**Given records**
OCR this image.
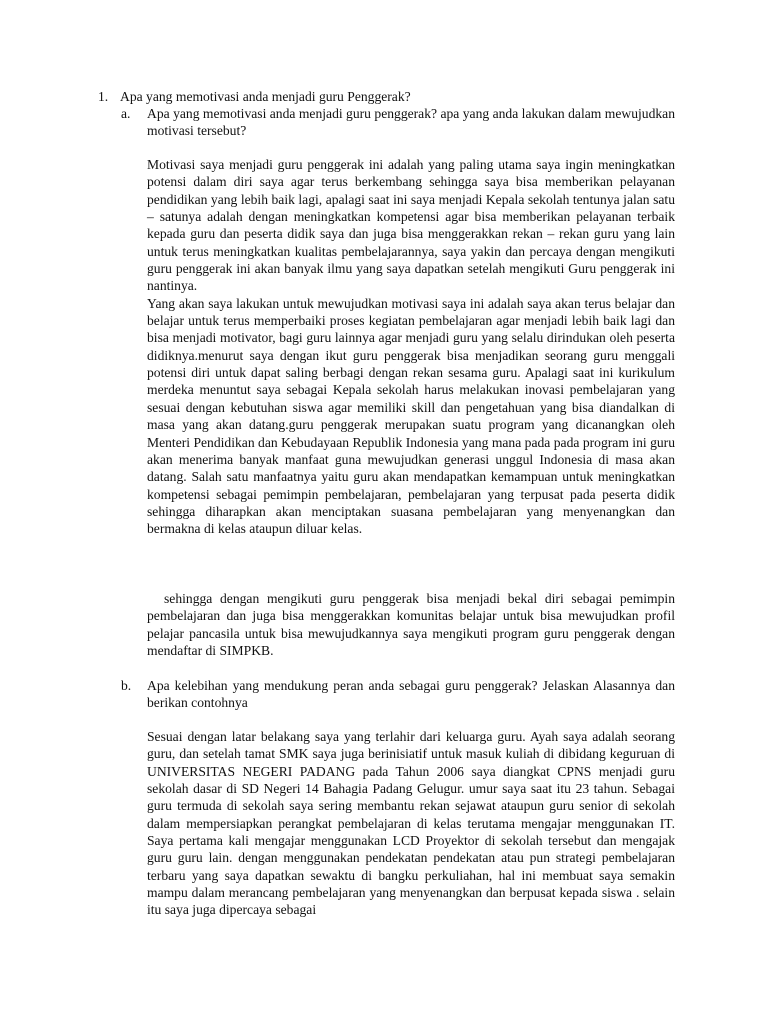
1. Apa yang memotivasi anda menjadi guru Penggerak?
a. Apa yang memotivasi anda menjadi guru penggerak? apa yang anda lakukan dalam mewujudkan motivasi tersebut?

Motivasi saya menjadi guru penggerak ini adalah yang paling utama saya ingin meningkatkan potensi dalam diri saya agar terus berkembang sehingga saya bisa memberikan pelayanan pendidikan yang lebih baik lagi, apalagi saat ini saya menjadi Kepala sekolah tentunya jalan satu – satunya adalah dengan meningkatkan kompetensi agar bisa memberikan pelayanan terbaik kepada guru dan peserta didik saya dan juga bisa menggerakkan rekan – rekan guru yang lain untuk terus meningkatkan kualitas pembelajarannya, saya yakin dan percaya dengan mengikuti guru penggerak ini akan banyak ilmu yang saya dapatkan setelah mengikuti Guru penggerak ini nantinya.

Yang akan saya lakukan untuk mewujudkan motivasi saya ini adalah saya akan terus belajar dan belajar untuk terus memperbaiki proses kegiatan pembelajaran agar menjadi lebih baik lagi dan bisa menjadi motivator, bagi guru lainnya agar menjadi guru yang selalu dirindukan oleh peserta didiknya.menurut saya dengan ikut guru penggerak bisa menjadikan seorang guru menggali potensi diri untuk dapat saling berbagi dengan rekan sesama guru. Apalagi saat ini kurikulum merdeka menuntut saya sebagai Kepala sekolah harus melakukan inovasi pembelajaran yang sesuai dengan kebutuhan siswa agar memiliki skill dan pengetahuan yang bisa diandalkan di masa yang akan datang.guru penggerak merupakan suatu program yang dicanangkan oleh Menteri Pendidikan dan Kebudayaan Republik Indonesia yang mana pada pada program ini guru akan menerima banyak manfaat guna mewujudkan generasi unggul Indonesia di masa akan datang. Salah satu manfaatnya yaitu guru akan mendapatkan kemampuan untuk meningkatkan kompetensi sebagai pemimpin pembelajaran, pembelajaran yang terpusat pada peserta didik sehingga diharapkan akan menciptakan suasana pembelajaran yang menyenangkan dan bermakna di kelas ataupun diluar kelas.

sehingga dengan mengikuti guru penggerak bisa menjadi bekal diri sebagai pemimpin pembelajaran dan juga bisa menggerakkan komunitas belajar untuk bisa mewujudkan profil pelajar pancasila untuk bisa mewujudkannya saya mengikuti program guru penggerak dengan mendaftar di SIMPKB.
b. Apa kelebihan yang mendukung peran anda sebagai guru penggerak? Jelaskan Alasannya dan berikan contohnya
Sesuai dengan latar belakang saya yang terlahir dari keluarga guru. Ayah saya adalah seorang guru, dan setelah tamat SMK saya juga berinisiatif untuk masuk kuliah di dibidang keguruan di UNIVERSITAS NEGERI PADANG pada Tahun 2006 saya diangkat CPNS menjadi guru sekolah dasar di SD Negeri 14 Bahagia Padang Gelugur. umur saya saat itu 23 tahun. Sebagai guru termuda di sekolah saya sering membantu rekan sejawat ataupun guru senior di sekolah dalam mempersiapkan perangkat pembelajaran di kelas terutama mengajar menggunakan IT. Saya pertama kali mengajar menggunakan LCD Proyektor di sekolah tersebut dan mengajak guru guru lain. dengan menggunakan pendekatan pendekatan atau pun strategi pembelajaran terbaru yang saya dapatkan sewaktu di bangku perkuliahan, hal ini membuat saya semakin mampu dalam merancang pembelajaran yang menyenangkan dan berpusat kepada siswa . selain itu saya juga dipercaya sebagai
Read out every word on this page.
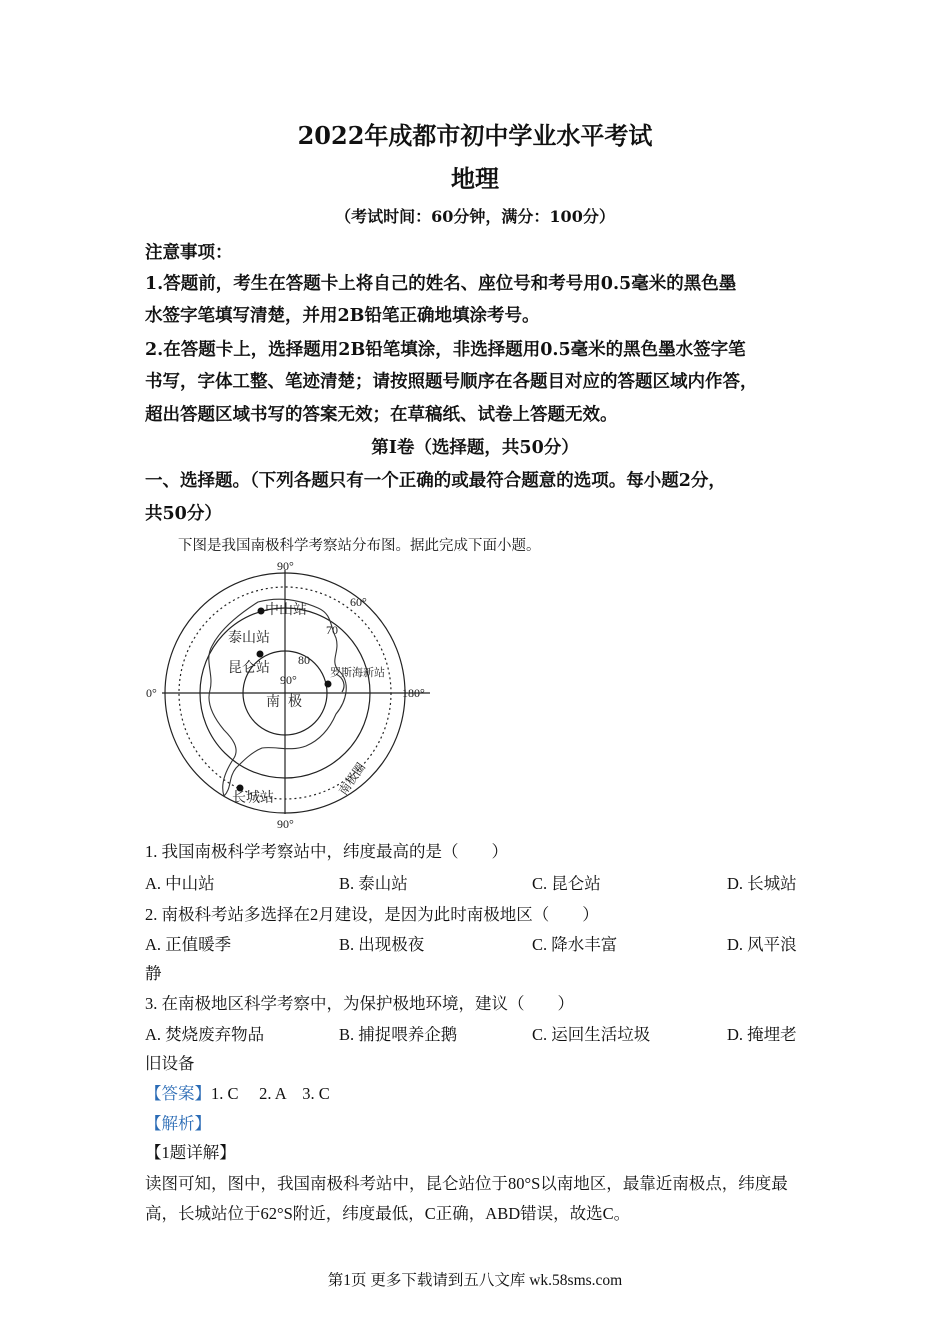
2022年成都市初中学业水平考试
地理
（考试时间：60分钟，满分：100分）
注意事项：
1.答题前，考生在答题卡上将自己的姓名、座位号和考号用0.5毫米的黑色墨
水签字笔填写清楚，并用2B铅笔正确地填涂考号。
2.在答题卡上，选择题用2B铅笔填涂，非选择题用0.5毫米的黑色墨水签字笔
书写，字体工整、笔迹清楚；请按照题号顺序在各题目对应的答题区域内作答，
超出答题区域书写的答案无效；在草稿纸、试卷上答题无效。
第Ⅰ卷（选择题，共50分）
一、选择题。（下列各题只有一个正确的或最符合题意的选项。每小题2分，
共50分）
下图是我国南极科学考察站分布图。据此完成下面小题。
90°
90°
0°	180°
60°
70
80
90°
中山站
泰山站
昆仑站	罗斯海新站
长城站
南 极
南极圈
1. 我国南极科学考察站中，纬度最高的是（　　）
A. 中山站	B. 泰山站	C. 昆仑站	D. 长城站
2. 南极科考站多选择在2月建设，是因为此时南极地区（　　）
A. 正值暖季	B. 出现极夜	C. 降水丰富	D. 风平浪
静
3. 在南极地区科学考察中，为保护极地环境，建议（　　）
A. 焚烧废弃物品	B. 捕捉喂养企鹅	C. 运回生活垃圾	D. 掩埋老
旧设备
【答案】1. C　 2. A　3. C
【解析】
【1题详解】
读图可知，图中，我国南极科考站中，昆仑站位于80°S以南地区，最靠近南极点，纬度最
高，长城站位于62°S附近，纬度最低，C正确，ABD错误，故选C。
第1页 更多下载请到五八文库 wk.58sms.com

**What is expected**
Without the pictures, restate all the entries above exactly.

**Output**
OCR this image.
1. Apa yang memotivasi anda menjadi guru Penggerak?
a. Apa yang memotivasi anda menjadi guru penggerak? apa yang anda lakukan dalam mewujudkan motivasi tersebut?

Motivasi saya menjadi guru penggerak ini adalah yang paling utama saya ingin meningkatkan potensi dalam diri saya agar terus berkembang sehingga saya bisa memberikan pelayanan pendidikan yang lebih baik lagi, apalagi saat ini saya menjadi Kepala sekolah tentunya jalan satu – satunya adalah dengan meningkatkan kompetensi agar bisa memberikan pelayanan terbaik kepada guru dan peserta didik saya dan juga bisa menggerakkan rekan – rekan guru yang lain untuk terus meningkatkan kualitas pembelajarannya, saya yakin dan percaya dengan mengikuti guru penggerak ini akan banyak ilmu yang saya dapatkan setelah mengikuti Guru penggerak ini nantinya.

Yang akan saya lakukan untuk mewujudkan motivasi saya ini adalah saya akan terus belajar dan belajar untuk terus memperbaiki proses kegiatan pembelajaran agar menjadi lebih baik lagi dan bisa menjadi motivator, bagi guru lainnya agar menjadi guru yang selalu dirindukan oleh peserta didiknya.menurut saya dengan ikut guru penggerak bisa menjadikan seorang guru menggali potensi diri untuk dapat saling berbagi dengan rekan sesama guru. Apalagi saat ini kurikulum merdeka menuntut saya sebagai Kepala sekolah harus melakukan inovasi pembelajaran yang sesuai dengan kebutuhan siswa agar memiliki skill dan pengetahuan yang bisa diandalkan di masa yang akan datang.guru penggerak merupakan suatu program yang dicanangkan oleh Menteri Pendidikan dan Kebudayaan Republik Indonesia yang mana pada pada program ini guru akan menerima banyak manfaat guna mewujudkan generasi unggul Indonesia di masa akan datang. Salah satu manfaatnya yaitu guru akan mendapatkan kemampuan untuk meningkatkan kompetensi sebagai pemimpin pembelajaran, pembelajaran yang terpusat pada peserta didik sehingga diharapkan akan menciptakan suasana pembelajaran yang menyenangkan dan bermakna di kelas ataupun diluar kelas.

sehingga dengan mengikuti guru penggerak bisa menjadi bekal diri sebagai pemimpin pembelajaran dan juga bisa menggerakkan komunitas belajar untuk bisa mewujudkan profil pelajar pancasila untuk bisa mewujudkannya saya mengikuti program guru penggerak dengan mendaftar di SIMPKB.
b. Apa kelebihan yang mendukung peran anda sebagai guru penggerak? Jelaskan Alasannya dan berikan contohnya
Sesuai dengan latar belakang saya yang terlahir dari keluarga guru. Ayah saya adalah seorang guru, dan setelah tamat SMK saya juga berinisiatif untuk masuk kuliah di dibidang keguruan di UNIVERSITAS NEGERI PADANG pada Tahun 2006 saya diangkat CPNS menjadi guru sekolah dasar di SD Negeri 14 Bahagia Padang Gelugur. umur saya saat itu 23 tahun. Sebagai guru termuda di sekolah saya sering membantu rekan sejawat ataupun guru senior di sekolah dalam mempersiapkan perangkat pembelajaran di kelas terutama mengajar menggunakan IT. Saya pertama kali mengajar menggunakan LCD Proyektor di sekolah tersebut dan mengajak guru guru lain. dengan menggunakan pendekatan pendekatan atau pun strategi pembelajaran terbaru yang saya dapatkan sewaktu di bangku perkuliahan, hal ini membuat saya semakin mampu dalam merancang pembelajaran yang menyenangkan dan berpusat kepada siswa . selain itu saya juga dipercaya sebagai
Read out every word on this page.
2022年成都市初中学业水平考试
地理
（考试时间：60分钟，满分：100分）
注意事项：
1.答题前，考生在答题卡上将自己的姓名、座位号和考号用0.5毫米的黑色墨
水签字笔填写清楚，并用2B铅笔正确地填涂考号。
2.在答题卡上，选择题用2B铅笔填涂，非选择题用0.5毫米的黑色墨水签字笔
书写，字体工整、笔迹清楚；请按照题号顺序在各题目对应的答题区域内作答，
超出答题区域书写的答案无效；在草稿纸、试卷上答题无效。
第Ⅰ卷（选择题，共50分）
一、选择题。（下列各题只有一个正确的或最符合题意的选项。每小题2分，
共50分）
下图是我国南极科学考察站分布图。据此完成下面小题。
90°
90°
0°	180°
60°
70
80
90°
中山站
泰山站
昆仑站	罗斯海新站
长城站
南 极
南极圈
1. 我国南极科学考察站中，纬度最高的是（　　）
A. 中山站	B. 泰山站	C. 昆仑站	D. 长城站
2. 南极科考站多选择在2月建设，是因为此时南极地区（　　）
A. 正值暖季	B. 出现极夜	C. 降水丰富	D. 风平浪
静
3. 在南极地区科学考察中，为保护极地环境，建议（　　）
A. 焚烧废弃物品	B. 捕捉喂养企鹅	C. 运回生活垃圾	D. 掩埋老
旧设备
【答案】1. C　 2. A　3. C
【解析】
【1题详解】
读图可知，图中，我国南极科考站中，昆仑站位于80°S以南地区，最靠近南极点，纬度最
高，长城站位于62°S附近，纬度最低，C正确，ABD错误，故选C。
第1页 更多下载请到五八文库 wk.58sms.com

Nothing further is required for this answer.